## SOURCE DOCUMENT
Because these solutions utilize the SharePoint's Alerts mechanism, it is vitally important that the Alert infrastructure functions properly, however this is rarely the case in our Farm.
Our topology is a Medium Server Farm with 2 WFEs, 1 App Server, and a SQL cluster for the databases.
The issue that I have been dealing with is that for an as yet undetermined reason, the server that has established the TimerLock for a particular Site Collection's content database will no longer be able to send emails.
I am able to identify the server which has the TimerLock by running the following SQL command against the content database for the site collection containing the list on which alerts are set:
USE content_database
SELECT * FROM timerlock WITH (nolock)
These are Immediate Alerts that I am working with so in order to see if they get queued up, I query the eventcache table, again in the content database for the site collection containing the list on which alerts are set:
USE content_databaseMy observations show that when the Timer Job runs (owstimer.exe), these events are processed and subsequently removed from the eventcache table leading me to believe that everything is working fine.

Annotated region listings:
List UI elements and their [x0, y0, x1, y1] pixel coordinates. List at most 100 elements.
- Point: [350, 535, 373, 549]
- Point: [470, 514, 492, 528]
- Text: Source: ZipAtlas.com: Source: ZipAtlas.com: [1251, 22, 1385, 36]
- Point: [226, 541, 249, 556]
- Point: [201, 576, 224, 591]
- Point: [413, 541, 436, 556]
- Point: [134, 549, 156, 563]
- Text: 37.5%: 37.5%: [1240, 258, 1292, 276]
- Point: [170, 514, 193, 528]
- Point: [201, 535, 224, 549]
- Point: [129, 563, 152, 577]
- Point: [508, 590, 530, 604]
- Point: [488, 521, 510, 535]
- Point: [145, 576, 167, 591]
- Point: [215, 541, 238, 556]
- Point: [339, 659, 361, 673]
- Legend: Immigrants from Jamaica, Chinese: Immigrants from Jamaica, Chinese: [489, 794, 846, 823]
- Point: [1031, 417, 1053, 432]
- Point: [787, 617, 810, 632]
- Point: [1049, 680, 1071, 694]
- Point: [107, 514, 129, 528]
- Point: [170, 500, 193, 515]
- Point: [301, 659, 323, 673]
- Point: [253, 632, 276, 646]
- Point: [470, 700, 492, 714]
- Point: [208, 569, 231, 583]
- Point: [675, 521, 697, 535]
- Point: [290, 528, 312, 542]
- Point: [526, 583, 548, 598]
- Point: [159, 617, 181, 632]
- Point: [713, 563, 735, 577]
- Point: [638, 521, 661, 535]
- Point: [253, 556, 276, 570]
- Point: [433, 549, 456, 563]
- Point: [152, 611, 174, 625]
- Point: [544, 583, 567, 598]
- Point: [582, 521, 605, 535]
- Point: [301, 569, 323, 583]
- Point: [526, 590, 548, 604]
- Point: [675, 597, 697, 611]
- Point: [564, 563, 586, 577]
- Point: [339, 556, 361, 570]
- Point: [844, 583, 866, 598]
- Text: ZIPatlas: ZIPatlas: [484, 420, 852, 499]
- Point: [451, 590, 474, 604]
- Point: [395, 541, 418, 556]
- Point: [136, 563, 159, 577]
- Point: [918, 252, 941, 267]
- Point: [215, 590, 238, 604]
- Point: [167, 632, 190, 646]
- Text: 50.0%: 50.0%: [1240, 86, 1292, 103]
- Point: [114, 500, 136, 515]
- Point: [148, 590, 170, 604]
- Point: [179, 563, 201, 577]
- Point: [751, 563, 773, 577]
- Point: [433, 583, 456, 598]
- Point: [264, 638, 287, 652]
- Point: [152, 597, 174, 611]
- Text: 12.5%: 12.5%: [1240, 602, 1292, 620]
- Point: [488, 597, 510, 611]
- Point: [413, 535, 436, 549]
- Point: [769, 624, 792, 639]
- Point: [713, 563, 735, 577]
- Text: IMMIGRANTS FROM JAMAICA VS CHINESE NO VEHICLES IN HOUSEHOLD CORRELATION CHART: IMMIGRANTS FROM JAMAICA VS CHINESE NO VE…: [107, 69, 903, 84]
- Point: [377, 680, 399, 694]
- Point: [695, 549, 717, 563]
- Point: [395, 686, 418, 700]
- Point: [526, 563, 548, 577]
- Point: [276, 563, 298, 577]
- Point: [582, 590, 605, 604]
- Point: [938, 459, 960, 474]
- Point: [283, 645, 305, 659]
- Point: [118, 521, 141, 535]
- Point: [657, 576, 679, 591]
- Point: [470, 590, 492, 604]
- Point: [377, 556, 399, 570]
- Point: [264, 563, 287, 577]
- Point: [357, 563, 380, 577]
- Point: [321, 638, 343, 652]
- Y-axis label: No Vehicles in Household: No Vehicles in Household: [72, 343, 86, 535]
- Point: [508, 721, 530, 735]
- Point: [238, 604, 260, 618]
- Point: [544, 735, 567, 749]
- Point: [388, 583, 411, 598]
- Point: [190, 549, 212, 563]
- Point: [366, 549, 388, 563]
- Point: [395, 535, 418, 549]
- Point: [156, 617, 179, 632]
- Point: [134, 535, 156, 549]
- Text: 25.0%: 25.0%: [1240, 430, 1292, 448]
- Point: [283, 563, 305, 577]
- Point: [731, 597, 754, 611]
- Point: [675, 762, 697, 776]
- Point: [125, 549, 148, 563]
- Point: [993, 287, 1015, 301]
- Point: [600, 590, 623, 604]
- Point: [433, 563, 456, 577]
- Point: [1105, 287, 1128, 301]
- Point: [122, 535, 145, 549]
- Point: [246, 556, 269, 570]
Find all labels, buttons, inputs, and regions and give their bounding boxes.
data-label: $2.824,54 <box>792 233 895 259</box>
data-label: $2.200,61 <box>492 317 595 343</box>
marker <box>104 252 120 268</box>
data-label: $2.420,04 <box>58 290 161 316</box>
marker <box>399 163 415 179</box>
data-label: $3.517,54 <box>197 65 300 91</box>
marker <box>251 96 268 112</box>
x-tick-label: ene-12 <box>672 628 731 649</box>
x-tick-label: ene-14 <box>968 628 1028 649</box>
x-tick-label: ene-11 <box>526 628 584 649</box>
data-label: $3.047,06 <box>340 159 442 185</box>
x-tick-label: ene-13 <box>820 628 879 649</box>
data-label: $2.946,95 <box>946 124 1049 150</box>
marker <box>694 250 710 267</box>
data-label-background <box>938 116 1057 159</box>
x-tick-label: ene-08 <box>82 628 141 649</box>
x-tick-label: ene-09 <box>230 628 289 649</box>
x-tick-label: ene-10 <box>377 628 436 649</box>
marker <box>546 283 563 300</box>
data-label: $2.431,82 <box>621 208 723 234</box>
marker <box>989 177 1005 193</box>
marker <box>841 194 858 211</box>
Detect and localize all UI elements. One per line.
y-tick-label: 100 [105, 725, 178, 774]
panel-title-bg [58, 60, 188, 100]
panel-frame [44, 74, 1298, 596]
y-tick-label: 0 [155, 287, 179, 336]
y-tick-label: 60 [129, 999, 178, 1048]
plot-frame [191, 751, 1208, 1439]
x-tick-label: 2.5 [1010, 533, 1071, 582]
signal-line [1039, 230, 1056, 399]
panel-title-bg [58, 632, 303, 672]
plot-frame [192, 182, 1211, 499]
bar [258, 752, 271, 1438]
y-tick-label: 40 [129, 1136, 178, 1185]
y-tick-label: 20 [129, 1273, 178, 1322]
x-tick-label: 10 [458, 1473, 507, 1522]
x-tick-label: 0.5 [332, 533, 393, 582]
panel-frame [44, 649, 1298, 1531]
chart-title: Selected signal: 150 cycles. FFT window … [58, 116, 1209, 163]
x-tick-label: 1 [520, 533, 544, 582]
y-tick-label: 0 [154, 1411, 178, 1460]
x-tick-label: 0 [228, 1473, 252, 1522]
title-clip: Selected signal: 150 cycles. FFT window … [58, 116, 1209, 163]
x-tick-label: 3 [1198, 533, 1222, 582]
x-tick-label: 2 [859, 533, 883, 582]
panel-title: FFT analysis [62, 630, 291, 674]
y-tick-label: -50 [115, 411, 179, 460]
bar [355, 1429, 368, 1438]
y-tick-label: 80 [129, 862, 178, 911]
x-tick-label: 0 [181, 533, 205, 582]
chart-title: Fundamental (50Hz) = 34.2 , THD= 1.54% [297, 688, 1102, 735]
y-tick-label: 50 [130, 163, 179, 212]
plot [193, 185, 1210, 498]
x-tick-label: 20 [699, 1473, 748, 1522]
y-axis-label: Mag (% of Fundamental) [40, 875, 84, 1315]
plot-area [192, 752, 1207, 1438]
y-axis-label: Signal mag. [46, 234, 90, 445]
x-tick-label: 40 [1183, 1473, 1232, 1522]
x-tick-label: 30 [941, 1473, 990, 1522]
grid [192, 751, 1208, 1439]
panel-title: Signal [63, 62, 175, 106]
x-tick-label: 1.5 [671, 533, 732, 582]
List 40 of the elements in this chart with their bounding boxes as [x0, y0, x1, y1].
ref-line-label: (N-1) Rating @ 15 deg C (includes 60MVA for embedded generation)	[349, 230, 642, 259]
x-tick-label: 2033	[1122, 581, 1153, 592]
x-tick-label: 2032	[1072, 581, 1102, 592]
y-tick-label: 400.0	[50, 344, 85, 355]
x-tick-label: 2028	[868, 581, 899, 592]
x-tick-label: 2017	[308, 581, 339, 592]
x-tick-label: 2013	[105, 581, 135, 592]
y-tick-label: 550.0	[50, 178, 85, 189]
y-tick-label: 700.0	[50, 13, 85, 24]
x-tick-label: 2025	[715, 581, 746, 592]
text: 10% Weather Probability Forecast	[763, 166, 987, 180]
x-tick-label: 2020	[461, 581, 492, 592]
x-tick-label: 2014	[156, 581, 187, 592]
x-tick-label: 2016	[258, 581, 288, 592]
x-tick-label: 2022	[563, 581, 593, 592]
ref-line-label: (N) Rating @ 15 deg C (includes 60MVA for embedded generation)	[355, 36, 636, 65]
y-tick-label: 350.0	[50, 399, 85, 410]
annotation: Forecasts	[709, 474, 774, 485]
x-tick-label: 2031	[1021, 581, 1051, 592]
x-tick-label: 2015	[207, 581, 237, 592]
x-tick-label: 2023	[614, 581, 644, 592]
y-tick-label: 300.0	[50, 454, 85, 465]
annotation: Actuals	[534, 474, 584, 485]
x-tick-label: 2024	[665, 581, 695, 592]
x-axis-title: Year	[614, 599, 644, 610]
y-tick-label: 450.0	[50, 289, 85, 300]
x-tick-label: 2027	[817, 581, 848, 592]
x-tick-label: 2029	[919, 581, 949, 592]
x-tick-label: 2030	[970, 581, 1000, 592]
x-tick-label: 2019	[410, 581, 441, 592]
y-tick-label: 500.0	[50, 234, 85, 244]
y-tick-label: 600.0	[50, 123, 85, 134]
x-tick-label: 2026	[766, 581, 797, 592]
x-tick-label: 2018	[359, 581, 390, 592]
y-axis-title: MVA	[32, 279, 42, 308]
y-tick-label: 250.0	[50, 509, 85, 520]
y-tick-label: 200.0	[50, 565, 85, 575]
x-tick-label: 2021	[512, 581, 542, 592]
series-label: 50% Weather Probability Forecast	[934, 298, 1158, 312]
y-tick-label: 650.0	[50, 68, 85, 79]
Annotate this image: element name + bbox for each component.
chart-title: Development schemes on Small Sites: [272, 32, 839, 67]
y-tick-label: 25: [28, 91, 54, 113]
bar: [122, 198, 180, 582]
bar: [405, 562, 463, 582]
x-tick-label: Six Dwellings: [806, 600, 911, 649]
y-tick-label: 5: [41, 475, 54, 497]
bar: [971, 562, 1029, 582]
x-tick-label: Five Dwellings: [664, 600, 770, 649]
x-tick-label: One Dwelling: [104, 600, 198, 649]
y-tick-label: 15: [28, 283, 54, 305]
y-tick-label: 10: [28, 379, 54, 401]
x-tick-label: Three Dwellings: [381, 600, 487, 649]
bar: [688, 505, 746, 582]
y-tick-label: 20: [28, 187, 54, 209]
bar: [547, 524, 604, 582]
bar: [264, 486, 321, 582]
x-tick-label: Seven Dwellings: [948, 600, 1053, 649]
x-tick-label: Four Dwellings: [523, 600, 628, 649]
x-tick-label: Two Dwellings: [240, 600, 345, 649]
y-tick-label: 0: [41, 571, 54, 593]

## TASK PROMPT
Write out the stretch of the SharePoint alerts post from "The issue that" through "timerlock WITH (nolock)".

## CORRECT ANSWER
The issue that I have been dealing with is that for an as yet undetermined reason, the server that has established the TimerLock for a particular Site Collection's content database will no longer be able to send emails.
I am able to identify the server which has the TimerLock by running the following SQL command against the content database for the site collection containing the list on which alerts are set:
USE content_database
SELECT * FROM timerlock WITH (nolock)